§ Required task 1
In the forum thread, which ship did Gorgo serve on in the Navy?

§ Source text
☆ ☆ ☆ ☆

# Does Anyone Miss The Old Days?



## Gorgo (11 Aug 2002)

To everyone on the board,

I‘m a former Adm Clerk (831) who did time with the Militia (the Lincoln and Welland Regiment), the Navy (HMCS Saguenay), then two Army postings (Cdn Land Forces Comd & Staff College, then 1st Cdn Sigs Regiment) before getting out in 1991.

I must confess that even now, over a decade since I left the CF (and half a decade since I left Canada to work as a teacher in Korea), there are many times that I miss a lot of the good things working in the military presented to me.

It‘s been a while since I‘ve delved into military affairs on a serious basis.  **** , I suppose I got seriously disenchanted when the whole Somalia disaster came down and cost us the Airborne (and before anyone asks, as far as I was concerned, then and now, disbanding the Airborne was just another of the moronic decisions the idiots in the Land of Oz unleashed on good people who only wanted to do what they were trained to do!).

Even now, picking through issues of The Maple Leaf when I visit the DND homepage, I just can‘t begin to BELIEVE the changes that‘ve hit the CF over the last decades.

Do any of you folks out there rather miss the days when things were a lot simpler?

Cheers!

Fred


----------



## Sharpey (27 Aug 2002)

Even in my just shy of a decade career, I have noticed changes. The public is looking at us more closely, making sure we don‘t screw up. We are alot more PC. Basic training sure isn‘t what the stereotypical basic training used to be. FMJ? Not anymore, more like Big Cumfy Couch it seems. 

Militia bullets are more common place (bang! bang!) Pyro seems to be few and far between. Exchanges? HA! Seems that everyone up top is pinching pennies and we, the "employees" have to do the same job with less stuff! Vehicle breaks down? Good luck, no more stables nights, no more parts either. Haven‘t seen an Iltis headlight bulb in years!

☆ ☆ ☆ ☆

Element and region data
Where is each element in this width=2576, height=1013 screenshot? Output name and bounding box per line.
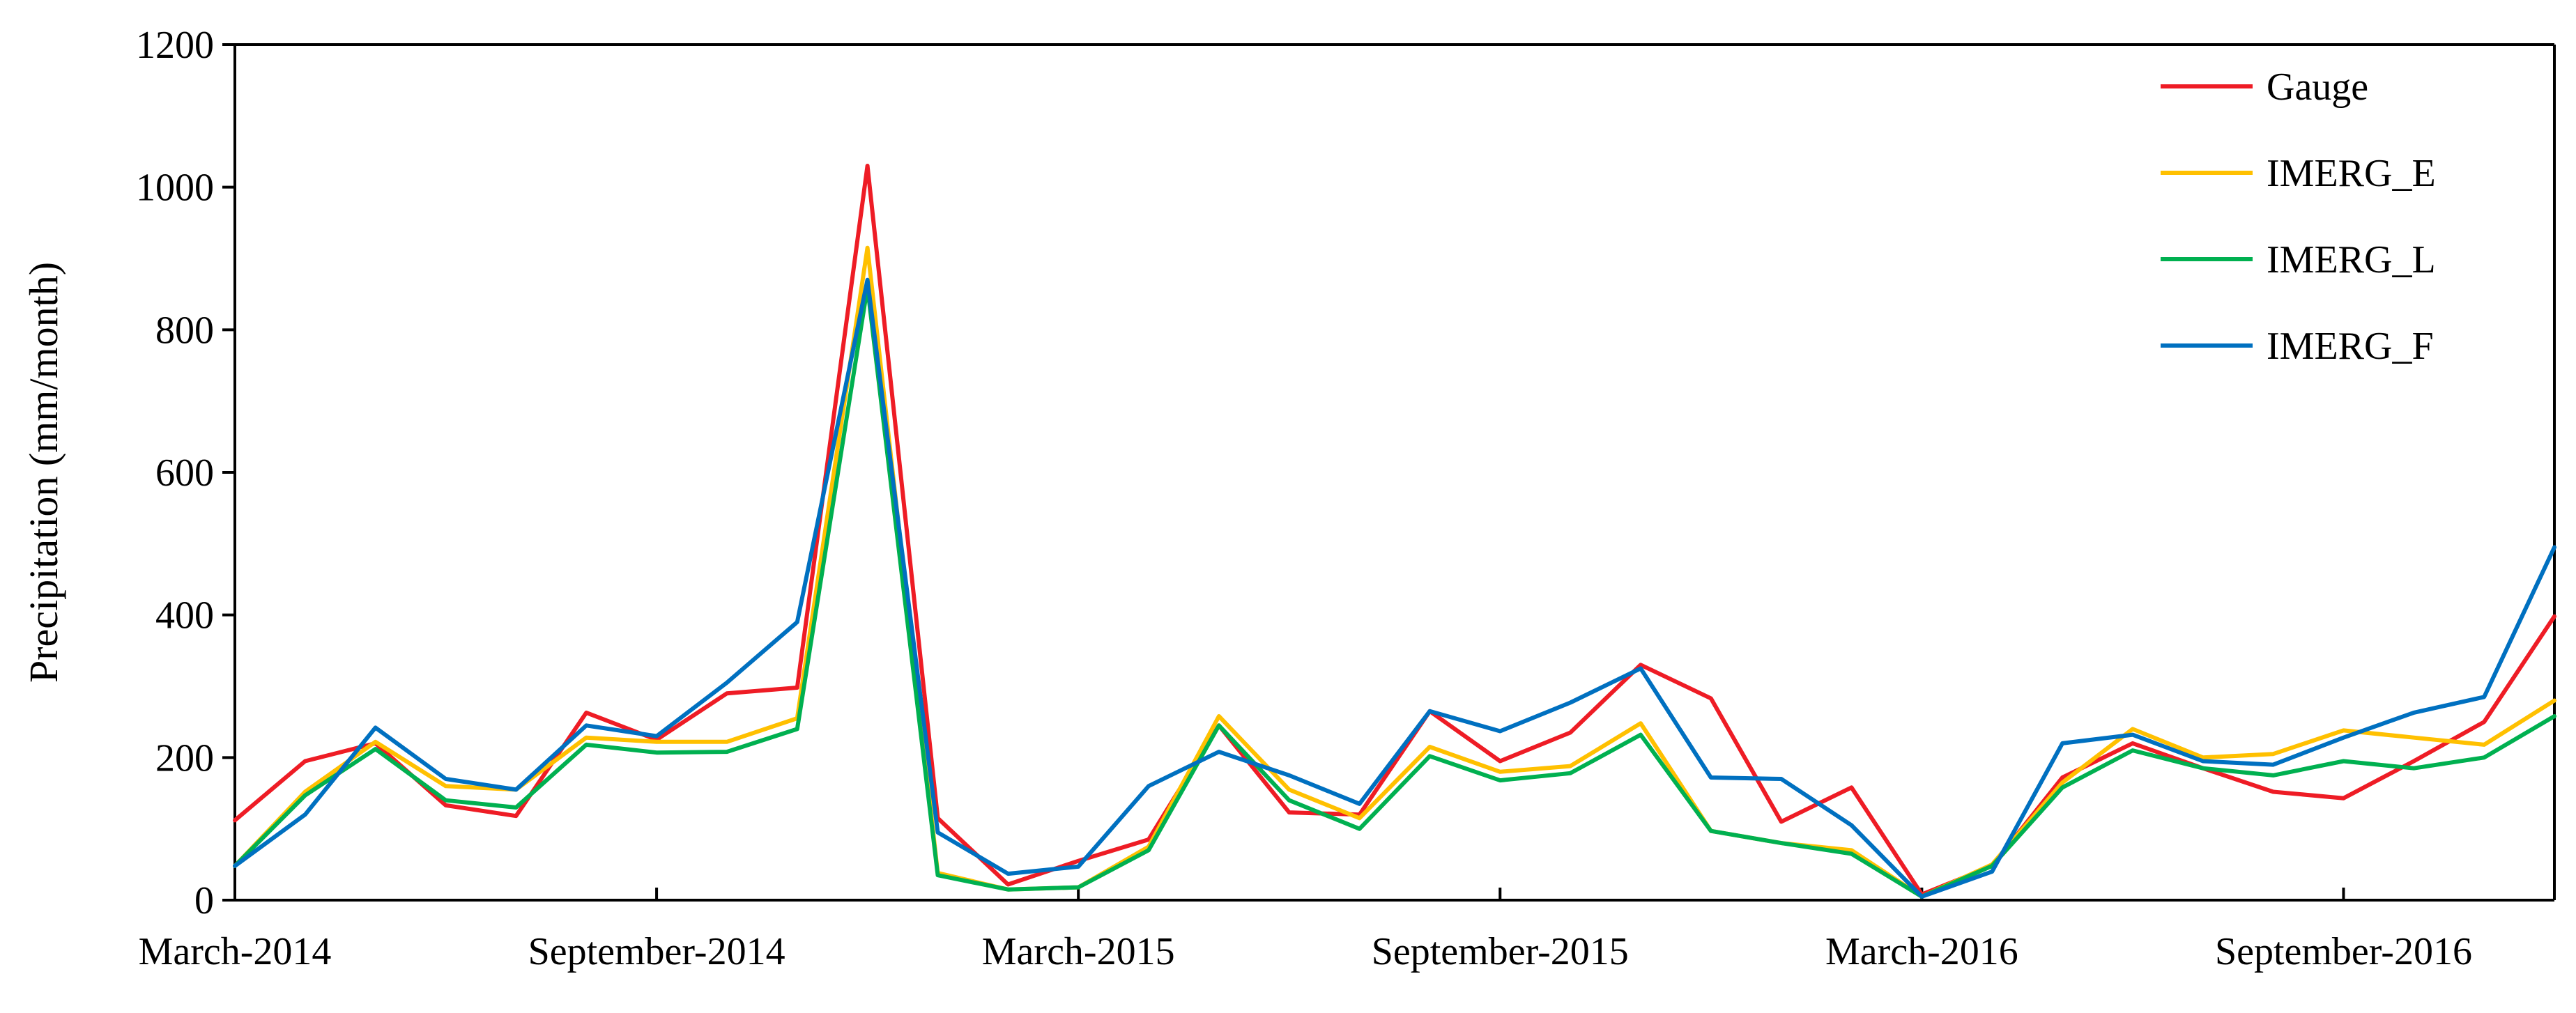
y-tick-label: 600: [155, 451, 214, 495]
x-tick-label: March-2014: [139, 930, 332, 973]
y-tick-label: 1000: [136, 167, 214, 210]
series-line-imerg-e: [233, 245, 2556, 899]
x-tick-label: September-2014: [528, 930, 785, 973]
legend-label: IMERG_L: [2267, 238, 2436, 281]
y-tick-label: 800: [155, 309, 214, 352]
series-line-imerg-l: [233, 284, 2556, 899]
legend-label: IMERG_F: [2267, 325, 2434, 368]
y-tick-label: 1200: [136, 24, 214, 67]
x-ticks: March-2014 September-2014 March-2015 Septem…: [139, 888, 2472, 973]
x-tick-label: September-2016: [2215, 930, 2472, 973]
legend: Gauge IMERG_E IMERG_L IMERG_F: [2161, 65, 2436, 368]
x-tick-label: March-2015: [982, 930, 1175, 973]
series-lines: [233, 164, 2556, 899]
x-tick-label: March-2016: [1825, 930, 2018, 973]
legend-label: Gauge: [2267, 65, 2368, 109]
y-axis-title: Precipitation (mm/month): [21, 262, 66, 683]
series-line-imerg-f: [233, 277, 2556, 899]
legend-label: IMERG_E: [2267, 152, 2436, 195]
series-line-gauge: [233, 164, 2556, 897]
y-tick-label: 400: [155, 594, 214, 637]
y-ticks: 0 200 400 600 800 1000 1200: [136, 24, 235, 922]
y-tick-label: 200: [155, 736, 214, 780]
y-tick-label: 0: [194, 879, 214, 922]
x-tick-label: September-2015: [1372, 930, 1629, 973]
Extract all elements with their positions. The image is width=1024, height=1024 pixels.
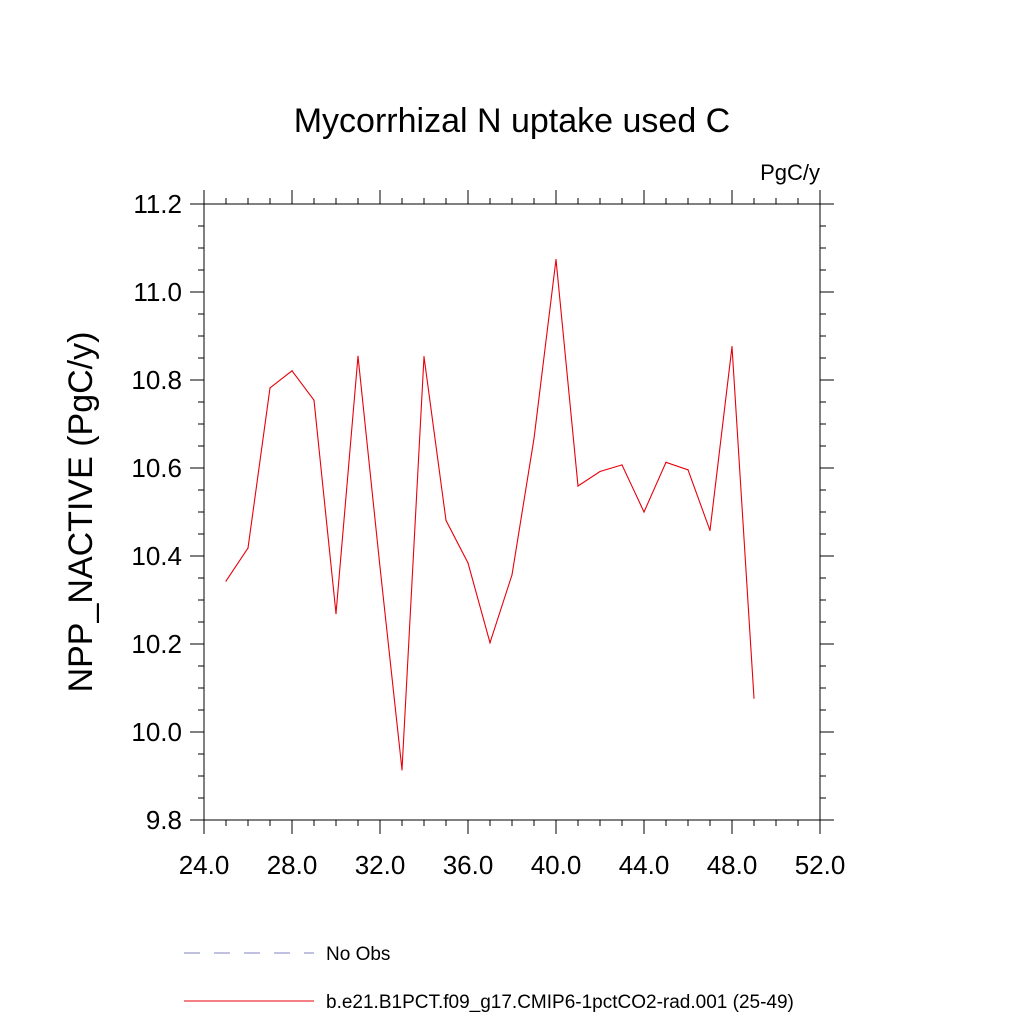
legend-label: No Obs xyxy=(326,944,390,965)
data-point xyxy=(357,355,359,357)
data-point xyxy=(247,547,249,549)
x-tick-label: 28.0 xyxy=(267,850,318,880)
data-point xyxy=(445,519,447,521)
y-tick-label: 10.0 xyxy=(131,717,182,747)
data-point xyxy=(709,529,711,532)
data-point xyxy=(753,697,755,699)
y-tick-label: 11.2 xyxy=(133,189,182,219)
x-tick-label: 44.0 xyxy=(619,850,670,880)
data-point xyxy=(467,562,469,564)
series-line xyxy=(225,259,755,770)
plot-border xyxy=(203,203,821,821)
data-point xyxy=(687,469,689,471)
axis-ticks xyxy=(190,190,834,834)
chart-title: Mycorrhizal N uptake used C xyxy=(294,102,731,140)
data-point xyxy=(511,574,513,576)
data-point xyxy=(731,345,733,348)
y-tick-label: 10.4 xyxy=(131,541,182,571)
x-tick-label: 24.0 xyxy=(179,850,230,880)
y-tick-label: 10.6 xyxy=(131,453,182,483)
data-point xyxy=(665,461,667,463)
units-label: PgC/y xyxy=(760,160,820,185)
x-tick-label: 48.0 xyxy=(707,850,758,880)
y-tick-label: 10.2 xyxy=(131,629,182,659)
y-tick-label: 9.8 xyxy=(146,805,182,835)
series-group xyxy=(225,258,755,771)
data-point xyxy=(555,258,557,261)
x-tick-label: 52.0 xyxy=(795,850,846,880)
data-point xyxy=(533,437,535,440)
x-tick-label: 40.0 xyxy=(531,850,582,880)
data-point xyxy=(291,370,293,372)
data-point xyxy=(489,642,491,644)
data-point xyxy=(621,464,623,466)
y-tick-label: 10.8 xyxy=(131,365,182,395)
data-point xyxy=(225,580,227,582)
data-point xyxy=(379,566,381,568)
y-tick-label: 11.0 xyxy=(133,277,182,307)
data-point xyxy=(577,485,579,487)
data-point xyxy=(643,511,645,513)
legend-label: b.e21.B1PCT.f09_g17.CMIP6-1pctCO2-rad.00… xyxy=(326,992,794,1013)
data-point xyxy=(313,399,315,401)
data-point xyxy=(401,769,403,771)
x-tick-label: 32.0 xyxy=(355,850,406,880)
data-point xyxy=(335,613,337,615)
x-tick-label: 36.0 xyxy=(443,850,494,880)
data-point xyxy=(423,356,425,358)
data-point xyxy=(269,387,271,389)
plot-frame xyxy=(203,203,821,821)
legend: No Obs b.e21.B1PCT.f09_g17.CMIP6-1pctCO2-… xyxy=(184,944,794,1013)
data-point xyxy=(599,470,601,473)
tick-labels: 24.0 28.0 32.0 36.0 40.0 44.0 48.0 52.0 9.8 10.0 1… xyxy=(131,189,845,880)
y-axis-label: NPP_NACTIVE (PgC/y) xyxy=(62,332,100,693)
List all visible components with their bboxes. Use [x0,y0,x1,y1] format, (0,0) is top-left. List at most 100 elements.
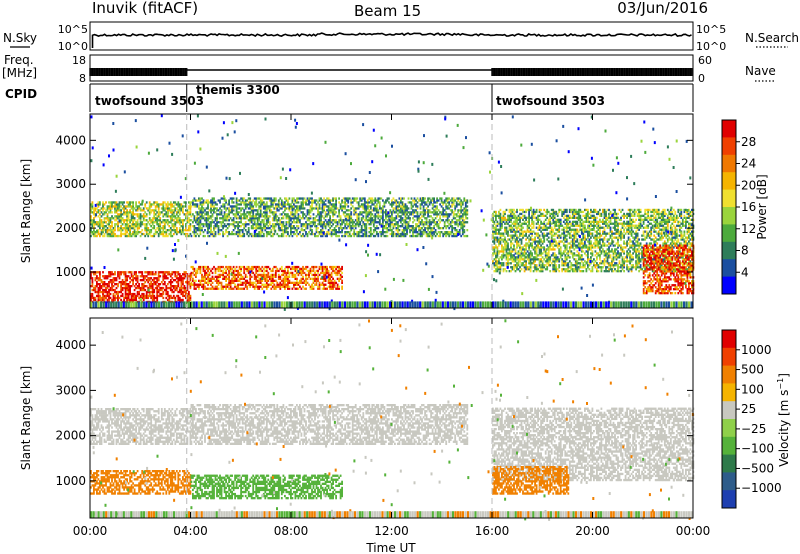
echo-cell [300,281,303,284]
echo-cell [177,290,180,294]
echo-cell [318,285,321,288]
echo-cell [90,277,92,280]
echo-cell [168,209,171,212]
echo-cell [285,229,288,232]
echo-cell [452,211,455,214]
echo-cell [265,197,268,200]
echo-cell [311,265,313,269]
echo-cell [338,267,340,271]
echo-cell [253,281,256,284]
echo-cell [297,217,300,220]
echo-cell [201,223,203,226]
echo-cell [109,281,112,284]
echo-cell [117,229,119,232]
echo-cell [265,203,268,206]
echo-cell [332,223,334,226]
echo-cell [193,269,196,273]
echo-cell [243,197,246,200]
echo-cell [124,207,127,210]
echo-cell [335,273,337,277]
echo-cell [267,207,270,210]
echo-cell [189,227,192,230]
echo-cell [114,211,116,214]
echo-cell [291,275,294,278]
echo-cell [330,281,333,284]
echo-cell [169,288,172,292]
echo-cell [204,223,206,226]
echo-cell [244,273,247,277]
echo-cell [213,232,215,236]
echo-cell [103,288,106,292]
echo-cell [177,298,180,302]
echo-cell [232,207,235,210]
echo-cell [255,271,258,275]
echo-cell [280,269,283,273]
echo-cell [207,229,209,232]
echo-cell [311,229,313,232]
echo-cell [302,232,304,236]
echo-cell [495,210,497,214]
echo-cell [300,267,303,271]
echo-cell [166,292,169,296]
echo-cell [324,199,327,202]
echo-cell [177,203,180,206]
echo-cell [172,219,175,222]
echo-cell [220,209,223,212]
echo-cell [205,213,208,216]
echo-cell [196,215,199,218]
echo-cell [180,288,183,292]
echo-cell [232,279,235,282]
echo-cell [199,215,202,218]
echo-cell [249,203,252,206]
echo-cell [166,213,169,216]
echo-cell [196,232,199,236]
echo-cell [157,290,160,294]
echo-cell [288,285,291,288]
echo-cell [156,298,159,302]
echo-cell [91,205,94,208]
echo-cell [271,273,274,277]
echo-cell [231,199,233,202]
echo-cell [445,211,448,214]
echo-cell [258,267,261,271]
echo-cell [190,271,193,275]
echo-cell [229,285,232,288]
echo-cell [126,277,128,280]
echo-cell [261,215,264,218]
echo-cell [294,221,297,224]
echo-cell [285,197,288,200]
echo-cell [198,219,200,222]
echo-cell [154,229,157,232]
echo-cell [162,292,165,296]
echo-cell [120,286,122,290]
echo-cell [120,271,122,274]
echo-cell [228,209,230,212]
echo-cell [287,207,289,210]
echo-cell [228,283,230,286]
echo-cell [127,285,130,288]
echo-cell [160,227,163,230]
echo-cell [424,197,426,200]
echo-cell [244,203,247,206]
echo-cell [267,273,270,277]
echo-cell [205,225,208,228]
echo-cell [493,266,496,269]
echo-cell [153,277,156,280]
echo-cell [288,209,291,212]
echo-cell [321,267,324,271]
echo-cell [235,269,238,273]
echo-cell [250,283,253,286]
echo-cell [171,277,174,280]
echo-cell [249,281,252,284]
echo-cell [374,234,377,238]
echo-cell [204,285,206,288]
echo-cell [258,281,261,284]
echo-cell [274,223,277,226]
echo-cell [308,269,310,273]
echo-cell [148,209,151,212]
echo-cell [252,227,255,230]
echo-cell [256,213,259,216]
echo-cell [290,217,292,220]
echo-cell [293,225,295,228]
echo-cell [198,225,200,228]
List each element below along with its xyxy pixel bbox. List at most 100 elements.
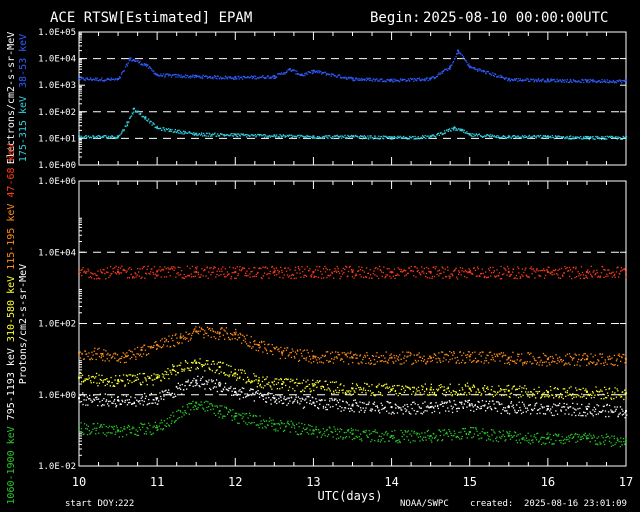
data-point bbox=[542, 136, 544, 139]
data-point bbox=[438, 72, 440, 74]
data-point bbox=[255, 136, 257, 138]
data-point bbox=[611, 410, 613, 412]
data-point bbox=[314, 137, 316, 139]
data-point bbox=[315, 398, 317, 400]
data-point bbox=[545, 80, 547, 82]
data-point bbox=[101, 77, 103, 79]
data-point bbox=[189, 75, 191, 77]
data-point bbox=[182, 76, 184, 78]
data-point bbox=[143, 63, 145, 65]
data-point bbox=[135, 111, 137, 113]
data-point bbox=[410, 265, 412, 268]
data-point bbox=[569, 393, 571, 395]
data-point bbox=[600, 398, 602, 400]
data-point bbox=[509, 80, 511, 82]
data-point bbox=[280, 422, 283, 424]
data-point bbox=[170, 373, 173, 375]
data-point bbox=[602, 409, 604, 412]
data-point bbox=[436, 75, 439, 78]
data-point bbox=[531, 408, 533, 410]
data-point bbox=[293, 69, 295, 71]
data-point bbox=[202, 407, 204, 409]
data-point bbox=[459, 351, 461, 354]
data-point bbox=[563, 364, 565, 366]
data-point bbox=[238, 390, 240, 392]
data-point bbox=[390, 277, 392, 279]
data-point bbox=[529, 404, 531, 406]
data-point bbox=[177, 382, 179, 384]
data-point bbox=[503, 135, 506, 138]
data-point bbox=[262, 376, 264, 378]
data-point bbox=[223, 415, 225, 417]
data-point bbox=[221, 362, 223, 364]
data-point bbox=[425, 387, 428, 390]
data-point bbox=[148, 376, 151, 378]
data-point bbox=[473, 386, 476, 388]
data-point bbox=[541, 406, 543, 408]
data-point bbox=[273, 397, 276, 400]
data-point bbox=[285, 270, 288, 272]
data-point bbox=[577, 408, 579, 410]
data-point bbox=[386, 274, 389, 276]
data-point bbox=[188, 131, 191, 133]
data-point bbox=[408, 351, 410, 353]
data-point bbox=[212, 271, 214, 273]
data-point bbox=[319, 380, 321, 382]
data-point bbox=[240, 77, 242, 79]
data-point bbox=[281, 354, 283, 356]
data-point bbox=[549, 272, 551, 274]
data-point bbox=[475, 275, 477, 277]
data-point bbox=[340, 135, 342, 137]
data-point bbox=[540, 79, 543, 81]
data-point bbox=[588, 81, 590, 84]
data-point bbox=[359, 274, 361, 276]
x-tick-label: 16 bbox=[541, 475, 555, 489]
data-point bbox=[548, 362, 550, 364]
data-point bbox=[107, 271, 109, 273]
data-point bbox=[593, 138, 595, 140]
data-point bbox=[528, 276, 530, 278]
data-point bbox=[398, 407, 400, 409]
data-point bbox=[88, 270, 90, 272]
data-point bbox=[290, 351, 292, 354]
data-point bbox=[397, 356, 399, 358]
data-point bbox=[422, 270, 424, 272]
data-point bbox=[592, 415, 594, 417]
data-point bbox=[585, 79, 587, 81]
data-point bbox=[463, 129, 465, 131]
data-point bbox=[278, 270, 280, 273]
data-point bbox=[450, 64, 452, 67]
data-point bbox=[540, 80, 542, 83]
data-point bbox=[177, 266, 179, 268]
data-point bbox=[250, 381, 252, 383]
data-point bbox=[343, 361, 345, 363]
data-point bbox=[583, 353, 585, 355]
x-tick-label: 13 bbox=[306, 475, 320, 489]
data-point bbox=[122, 374, 125, 376]
data-point bbox=[510, 356, 512, 358]
data-point bbox=[481, 400, 484, 402]
data-point bbox=[313, 137, 315, 139]
data-point bbox=[241, 417, 243, 420]
data-point bbox=[301, 397, 303, 399]
data-point bbox=[398, 268, 401, 270]
data-point bbox=[564, 391, 567, 393]
data-point bbox=[126, 125, 129, 127]
data-point bbox=[380, 402, 382, 404]
data-point bbox=[427, 268, 430, 270]
data-point bbox=[280, 399, 282, 402]
data-point bbox=[264, 385, 266, 387]
data-point bbox=[480, 405, 482, 408]
data-point bbox=[558, 404, 560, 407]
data-point bbox=[184, 385, 186, 387]
data-point bbox=[224, 268, 226, 270]
data-point bbox=[588, 406, 590, 408]
data-point bbox=[211, 404, 213, 406]
data-point bbox=[360, 438, 363, 440]
data-point bbox=[322, 362, 325, 364]
data-point bbox=[143, 266, 145, 268]
data-point bbox=[546, 395, 548, 397]
data-point bbox=[343, 409, 345, 411]
data-point bbox=[80, 76, 82, 79]
data-point bbox=[445, 410, 447, 412]
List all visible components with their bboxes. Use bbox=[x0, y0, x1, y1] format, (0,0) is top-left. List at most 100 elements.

☆ ☆ ☆ ☆

§ Required task 2
Give the lines of the records from the line with "legend-label: No Obs xyxy=(326,944,390,965)" to the line with "data-point xyxy=(709,529,711,532)" as a numbered list, leaving out any blank lines.

§ Task answer 1
HMCS Saguenay

§ Task answer 2
1. legend-label: No Obs xyxy=(326,944,390,965)
2. data-point xyxy=(357,355,359,357)
3. data-point xyxy=(247,547,249,549)
4. x-tick-label: 28.0 xyxy=(267,850,318,880)
5. data-point xyxy=(445,519,447,521)
6. y-tick-label: 10.0 xyxy=(131,717,182,747)
7. data-point xyxy=(709,529,711,532)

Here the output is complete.